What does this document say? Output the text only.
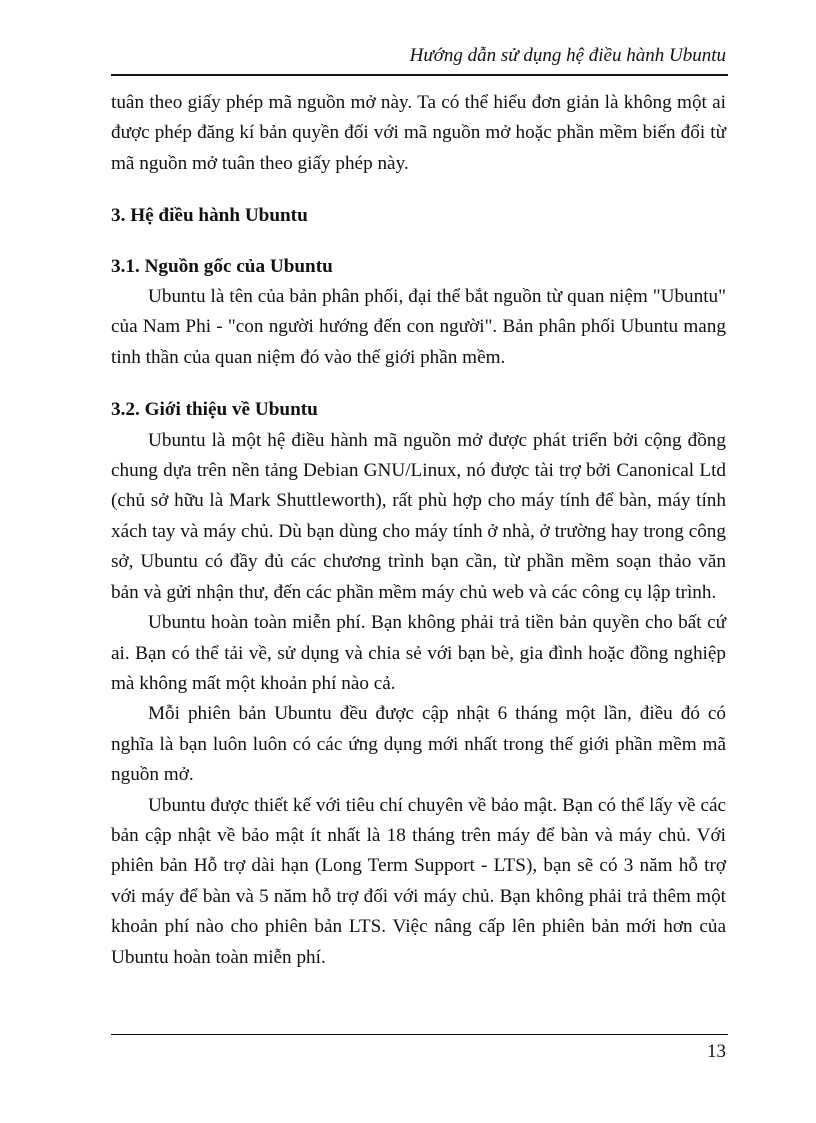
Hướng dẫn sử dụng hệ điều hành Ubuntu

tuân theo giấy phép mã nguồn mở này. Ta có thể hiểu đơn giản là không một ai được phép đăng kí bản quyền đối với mã nguồn mở hoặc phần mềm biến đổi từ mã nguồn mở tuân theo giấy phép này.

3. Hệ điều hành Ubuntu
3.1. Nguồn gốc của Ubuntu

Ubuntu là tên của bản phân phối, đại thể bắt nguồn từ quan niệm "Ubuntu" của Nam Phi - "con người hướng đến con người". Bản phân phối Ubuntu mang tinh thần của quan niệm đó vào thế giới phần mềm.

3.2. Giới thiệu về Ubuntu

Ubuntu là một hệ điều hành mã nguồn mở được phát triển bởi cộng đồng chung dựa trên nền tảng Debian GNU/Linux, nó được tài trợ bởi Canonical Ltd (chủ sở hữu là Mark Shuttleworth), rất phù hợp cho máy tính để bàn, máy tính xách tay và máy chủ. Dù bạn dùng cho máy tính ở nhà, ở trường hay trong công sở, Ubuntu có đầy đủ các chương trình bạn cần, từ phần mềm soạn thảo văn bản và gửi nhận thư, đến các phần mềm máy chủ web và các công cụ lập trình.

Ubuntu hoàn toàn miễn phí. Bạn không phải trả tiền bản quyền cho bất cứ ai. Bạn có thể tải về, sử dụng và chia sẻ với bạn bè, gia đình hoặc đồng nghiệp mà không mất một khoản phí nào cả.

Mỗi phiên bản Ubuntu đều được cập nhật 6 tháng một lần, điều đó có nghĩa là bạn luôn luôn có các ứng dụng mới nhất trong thế giới phần mềm mã nguồn mở.

Ubuntu được thiết kế với tiêu chí chuyên về bảo mật. Bạn có thể lấy về các bản cập nhật về bảo mật ít nhất là 18 tháng trên máy để bàn và máy chủ. Với phiên bản Hỗ trợ dài hạn (Long Term Support - LTS), bạn sẽ có 3 năm hỗ trợ với máy để bàn và 5 năm hỗ trợ đối với máy chủ. Bạn không phải trả thêm một khoản phí nào cho phiên bản LTS. Việc nâng cấp lên phiên bản mới hơn của Ubuntu hoàn toàn miễn phí.

13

+++

Problem requirements - Print the records above exactly as they stand, but leave out the pictures.

Solved exercise -
What does this document say? Output the text only.
Hướng dẫn sử dụng hệ điều hành Ubuntu

tuân theo giấy phép mã nguồn mở này. Ta có thể hiểu đơn giản là không một ai được phép đăng kí bản quyền đối với mã nguồn mở hoặc phần mềm biến đổi từ mã nguồn mở tuân theo giấy phép này.

3. Hệ điều hành Ubuntu
3.1. Nguồn gốc của Ubuntu

Ubuntu là tên của bản phân phối, đại thể bắt nguồn từ quan niệm "Ubuntu" của Nam Phi - "con người hướng đến con người". Bản phân phối Ubuntu mang tinh thần của quan niệm đó vào thế giới phần mềm.

3.2. Giới thiệu về Ubuntu

Ubuntu là một hệ điều hành mã nguồn mở được phát triển bởi cộng đồng chung dựa trên nền tảng Debian GNU/Linux, nó được tài trợ bởi Canonical Ltd (chủ sở hữu là Mark Shuttleworth), rất phù hợp cho máy tính để bàn, máy tính xách tay và máy chủ. Dù bạn dùng cho máy tính ở nhà, ở trường hay trong công sở, Ubuntu có đầy đủ các chương trình bạn cần, từ phần mềm soạn thảo văn bản và gửi nhận thư, đến các phần mềm máy chủ web và các công cụ lập trình.

Ubuntu hoàn toàn miễn phí. Bạn không phải trả tiền bản quyền cho bất cứ ai. Bạn có thể tải về, sử dụng và chia sẻ với bạn bè, gia đình hoặc đồng nghiệp mà không mất một khoản phí nào cả.

Mỗi phiên bản Ubuntu đều được cập nhật 6 tháng một lần, điều đó có nghĩa là bạn luôn luôn có các ứng dụng mới nhất trong thế giới phần mềm mã nguồn mở.

Ubuntu được thiết kế với tiêu chí chuyên về bảo mật. Bạn có thể lấy về các bản cập nhật về bảo mật ít nhất là 18 tháng trên máy để bàn và máy chủ. Với phiên bản Hỗ trợ dài hạn (Long Term Support - LTS), bạn sẽ có 3 năm hỗ trợ với máy để bàn và 5 năm hỗ trợ đối với máy chủ. Bạn không phải trả thêm một khoản phí nào cho phiên bản LTS. Việc nâng cấp lên phiên bản mới hơn của Ubuntu hoàn toàn miễn phí.

13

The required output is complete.